Required work — Each line below is to be written out in full, exactly as shown.

— START Input rows —

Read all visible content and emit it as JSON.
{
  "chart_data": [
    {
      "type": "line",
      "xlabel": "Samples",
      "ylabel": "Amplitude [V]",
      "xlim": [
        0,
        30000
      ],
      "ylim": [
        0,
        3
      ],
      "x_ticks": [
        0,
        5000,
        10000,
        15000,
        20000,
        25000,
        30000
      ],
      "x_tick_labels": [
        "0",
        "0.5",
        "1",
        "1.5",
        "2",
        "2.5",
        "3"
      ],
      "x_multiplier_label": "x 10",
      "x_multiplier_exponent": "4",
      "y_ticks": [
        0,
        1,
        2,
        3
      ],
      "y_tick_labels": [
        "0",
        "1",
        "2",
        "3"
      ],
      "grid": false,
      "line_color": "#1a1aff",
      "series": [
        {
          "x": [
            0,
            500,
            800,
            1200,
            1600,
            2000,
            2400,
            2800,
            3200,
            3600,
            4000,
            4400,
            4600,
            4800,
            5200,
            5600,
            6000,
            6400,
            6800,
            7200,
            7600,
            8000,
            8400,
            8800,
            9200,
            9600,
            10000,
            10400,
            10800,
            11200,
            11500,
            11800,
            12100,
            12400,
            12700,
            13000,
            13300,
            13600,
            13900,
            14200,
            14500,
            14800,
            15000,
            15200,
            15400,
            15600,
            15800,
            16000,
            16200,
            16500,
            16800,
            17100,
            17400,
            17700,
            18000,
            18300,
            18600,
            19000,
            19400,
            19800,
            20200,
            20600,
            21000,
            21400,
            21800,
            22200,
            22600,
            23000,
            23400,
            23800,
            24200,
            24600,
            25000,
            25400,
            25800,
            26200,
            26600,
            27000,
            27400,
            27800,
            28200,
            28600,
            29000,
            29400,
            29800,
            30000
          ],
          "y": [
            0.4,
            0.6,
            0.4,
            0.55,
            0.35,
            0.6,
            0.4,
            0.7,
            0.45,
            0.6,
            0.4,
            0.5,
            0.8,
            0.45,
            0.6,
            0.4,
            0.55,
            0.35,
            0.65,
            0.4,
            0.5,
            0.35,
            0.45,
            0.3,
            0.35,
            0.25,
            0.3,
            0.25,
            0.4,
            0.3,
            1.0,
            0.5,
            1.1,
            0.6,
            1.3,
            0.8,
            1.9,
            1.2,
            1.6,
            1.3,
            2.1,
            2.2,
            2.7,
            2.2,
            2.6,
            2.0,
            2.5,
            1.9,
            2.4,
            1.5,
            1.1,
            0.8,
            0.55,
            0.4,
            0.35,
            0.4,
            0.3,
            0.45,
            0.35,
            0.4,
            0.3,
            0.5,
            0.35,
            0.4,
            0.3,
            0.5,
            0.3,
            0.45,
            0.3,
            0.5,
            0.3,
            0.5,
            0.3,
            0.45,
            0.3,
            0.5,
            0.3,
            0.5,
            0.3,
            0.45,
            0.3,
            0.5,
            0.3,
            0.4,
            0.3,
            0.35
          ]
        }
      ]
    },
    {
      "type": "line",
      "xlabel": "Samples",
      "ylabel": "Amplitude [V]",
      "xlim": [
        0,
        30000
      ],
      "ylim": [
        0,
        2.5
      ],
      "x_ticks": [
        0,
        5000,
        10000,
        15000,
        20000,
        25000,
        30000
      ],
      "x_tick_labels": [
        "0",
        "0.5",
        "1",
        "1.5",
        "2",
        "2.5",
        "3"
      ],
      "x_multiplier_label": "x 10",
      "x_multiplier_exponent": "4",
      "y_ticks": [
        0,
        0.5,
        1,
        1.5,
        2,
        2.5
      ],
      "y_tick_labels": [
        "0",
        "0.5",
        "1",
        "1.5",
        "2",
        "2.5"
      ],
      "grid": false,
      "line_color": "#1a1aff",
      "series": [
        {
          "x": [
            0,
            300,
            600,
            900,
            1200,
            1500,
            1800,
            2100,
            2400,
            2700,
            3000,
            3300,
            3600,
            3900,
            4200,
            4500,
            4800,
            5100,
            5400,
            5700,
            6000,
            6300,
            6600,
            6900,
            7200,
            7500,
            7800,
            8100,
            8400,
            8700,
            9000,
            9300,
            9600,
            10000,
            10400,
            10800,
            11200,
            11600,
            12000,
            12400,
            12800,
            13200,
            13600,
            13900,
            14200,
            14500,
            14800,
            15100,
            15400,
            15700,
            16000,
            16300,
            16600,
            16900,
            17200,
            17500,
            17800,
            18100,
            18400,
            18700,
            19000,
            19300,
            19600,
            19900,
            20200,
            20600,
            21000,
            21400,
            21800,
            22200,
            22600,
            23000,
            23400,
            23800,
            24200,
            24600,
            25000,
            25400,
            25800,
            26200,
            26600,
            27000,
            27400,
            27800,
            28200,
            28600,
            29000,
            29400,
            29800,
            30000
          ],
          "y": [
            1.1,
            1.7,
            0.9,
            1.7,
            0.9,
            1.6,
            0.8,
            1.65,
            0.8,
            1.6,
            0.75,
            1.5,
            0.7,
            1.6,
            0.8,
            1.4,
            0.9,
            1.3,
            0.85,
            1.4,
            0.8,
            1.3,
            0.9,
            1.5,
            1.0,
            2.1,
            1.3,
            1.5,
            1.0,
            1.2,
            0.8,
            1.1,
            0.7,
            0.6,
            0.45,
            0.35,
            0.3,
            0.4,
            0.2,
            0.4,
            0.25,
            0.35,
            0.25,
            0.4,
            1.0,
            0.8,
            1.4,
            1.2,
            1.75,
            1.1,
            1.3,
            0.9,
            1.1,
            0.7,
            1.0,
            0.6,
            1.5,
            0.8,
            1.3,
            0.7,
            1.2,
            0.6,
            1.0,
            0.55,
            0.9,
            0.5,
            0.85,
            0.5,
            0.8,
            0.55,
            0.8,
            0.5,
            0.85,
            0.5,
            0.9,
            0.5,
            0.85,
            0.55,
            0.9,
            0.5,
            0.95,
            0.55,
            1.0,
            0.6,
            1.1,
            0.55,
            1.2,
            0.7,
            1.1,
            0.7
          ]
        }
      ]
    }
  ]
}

— END Input rows —

Solution to this problem —
Read all visible content and emit it as JSON.
{
  "chart_data": [
    {
      "type": "line",
      "xlabel": "Samples",
      "ylabel": "Amplitude [V]",
      "xlim": [
        0,
        30000
      ],
      "ylim": [
        0,
        3
      ],
      "x_ticks": [
        0,
        5000,
        10000,
        15000,
        20000,
        25000,
        30000
      ],
      "x_tick_labels": [
        "0",
        "0.5",
        "1",
        "1.5",
        "2",
        "2.5",
        "3"
      ],
      "x_multiplier_label": "x 10",
      "x_multiplier_exponent": "4",
      "y_ticks": [
        0,
        1,
        2,
        3
      ],
      "y_tick_labels": [
        "0",
        "1",
        "2",
        "3"
      ],
      "grid": false,
      "line_color": "#1a1aff",
      "series": [
        {
          "x": [
            0,
            500,
            800,
            1200,
            1600,
            2000,
            2400,
            2800,
            3200,
            3600,
            4000,
            4400,
            4600,
            4800,
            5200,
            5600,
            6000,
            6400,
            6800,
            7200,
            7600,
            8000,
            8400,
            8800,
            9200,
            9600,
            10000,
            10400,
            10800,
            11200,
            11500,
            11800,
            12100,
            12400,
            12700,
            13000,
            13300,
            13600,
            13900,
            14200,
            14500,
            14800,
            15000,
            15200,
            15400,
            15600,
            15800,
            16000,
            16200,
            16500,
            16800,
            17100,
            17400,
            17700,
            18000,
            18300,
            18600,
            19000,
            19400,
            19800,
            20200,
            20600,
            21000,
            21400,
            21800,
            22200,
            22600,
            23000,
            23400,
            23800,
            24200,
            24600,
            25000,
            25400,
            25800,
            26200,
            26600,
            27000,
            27400,
            27800,
            28200,
            28600,
            29000,
            29400,
            29800,
            30000
          ],
          "y": [
            0.4,
            0.6,
            0.4,
            0.55,
            0.35,
            0.6,
            0.4,
            0.7,
            0.45,
            0.6,
            0.4,
            0.5,
            0.8,
            0.45,
            0.6,
            0.4,
            0.55,
            0.35,
            0.65,
            0.4,
            0.5,
            0.35,
            0.45,
            0.3,
            0.35,
            0.25,
            0.3,
            0.25,
            0.4,
            0.3,
            1.0,
            0.5,
            1.1,
            0.6,
            1.3,
            0.8,
            1.9,
            1.2,
            1.6,
            1.3,
            2.1,
            2.2,
            2.7,
            2.2,
            2.6,
            2.0,
            2.5,
            1.9,
            2.4,
            1.5,
            1.1,
            0.8,
            0.55,
            0.4,
            0.35,
            0.4,
            0.3,
            0.45,
            0.35,
            0.4,
            0.3,
            0.5,
            0.35,
            0.4,
            0.3,
            0.5,
            0.3,
            0.45,
            0.3,
            0.5,
            0.3,
            0.5,
            0.3,
            0.45,
            0.3,
            0.5,
            0.3,
            0.5,
            0.3,
            0.45,
            0.3,
            0.5,
            0.3,
            0.4,
            0.3,
            0.35
          ]
        }
      ]
    },
    {
      "type": "line",
      "xlabel": "Samples",
      "ylabel": "Amplitude [V]",
      "xlim": [
        0,
        30000
      ],
      "ylim": [
        0,
        2.5
      ],
      "x_ticks": [
        0,
        5000,
        10000,
        15000,
        20000,
        25000,
        30000
      ],
      "x_tick_labels": [
        "0",
        "0.5",
        "1",
        "1.5",
        "2",
        "2.5",
        "3"
      ],
      "x_multiplier_label": "x 10",
      "x_multiplier_exponent": "4",
      "y_ticks": [
        0,
        0.5,
        1,
        1.5,
        2,
        2.5
      ],
      "y_tick_labels": [
        "0",
        "0.5",
        "1",
        "1.5",
        "2",
        "2.5"
      ],
      "grid": false,
      "line_color": "#1a1aff",
      "series": [
        {
          "x": [
            0,
            300,
            600,
            900,
            1200,
            1500,
            1800,
            2100,
            2400,
            2700,
            3000,
            3300,
            3600,
            3900,
            4200,
            4500,
            4800,
            5100,
            5400,
            5700,
            6000,
            6300,
            6600,
            6900,
            7200,
            7500,
            7800,
            8100,
            8400,
            8700,
            9000,
            9300,
            9600,
            10000,
            10400,
            10800,
            11200,
            11600,
            12000,
            12400,
            12800,
            13200,
            13600,
            13900,
            14200,
            14500,
            14800,
            15100,
            15400,
            15700,
            16000,
            16300,
            16600,
            16900,
            17200,
            17500,
            17800,
            18100,
            18400,
            18700,
            19000,
            19300,
            19600,
            19900,
            20200,
            20600,
            21000,
            21400,
            21800,
            22200,
            22600,
            23000,
            23400,
            23800,
            24200,
            24600,
            25000,
            25400,
            25800,
            26200,
            26600,
            27000,
            27400,
            27800,
            28200,
            28600,
            29000,
            29400,
            29800,
            30000
          ],
          "y": [
            1.1,
            1.7,
            0.9,
            1.7,
            0.9,
            1.6,
            0.8,
            1.65,
            0.8,
            1.6,
            0.75,
            1.5,
            0.7,
            1.6,
            0.8,
            1.4,
            0.9,
            1.3,
            0.85,
            1.4,
            0.8,
            1.3,
            0.9,
            1.5,
            1.0,
            2.1,
            1.3,
            1.5,
            1.0,
            1.2,
            0.8,
            1.1,
            0.7,
            0.6,
            0.45,
            0.35,
            0.3,
            0.4,
            0.2,
            0.4,
            0.25,
            0.35,
            0.25,
            0.4,
            1.0,
            0.8,
            1.4,
            1.2,
            1.75,
            1.1,
            1.3,
            0.9,
            1.1,
            0.7,
            1.0,
            0.6,
            1.5,
            0.8,
            1.3,
            0.7,
            1.2,
            0.6,
            1.0,
            0.55,
            0.9,
            0.5,
            0.85,
            0.5,
            0.8,
            0.55,
            0.8,
            0.5,
            0.85,
            0.5,
            0.9,
            0.5,
            0.85,
            0.55,
            0.9,
            0.5,
            0.95,
            0.55,
            1.0,
            0.6,
            1.1,
            0.55,
            1.2,
            0.7,
            1.1,
            0.7
          ]
        }
      ]
    }
  ]
}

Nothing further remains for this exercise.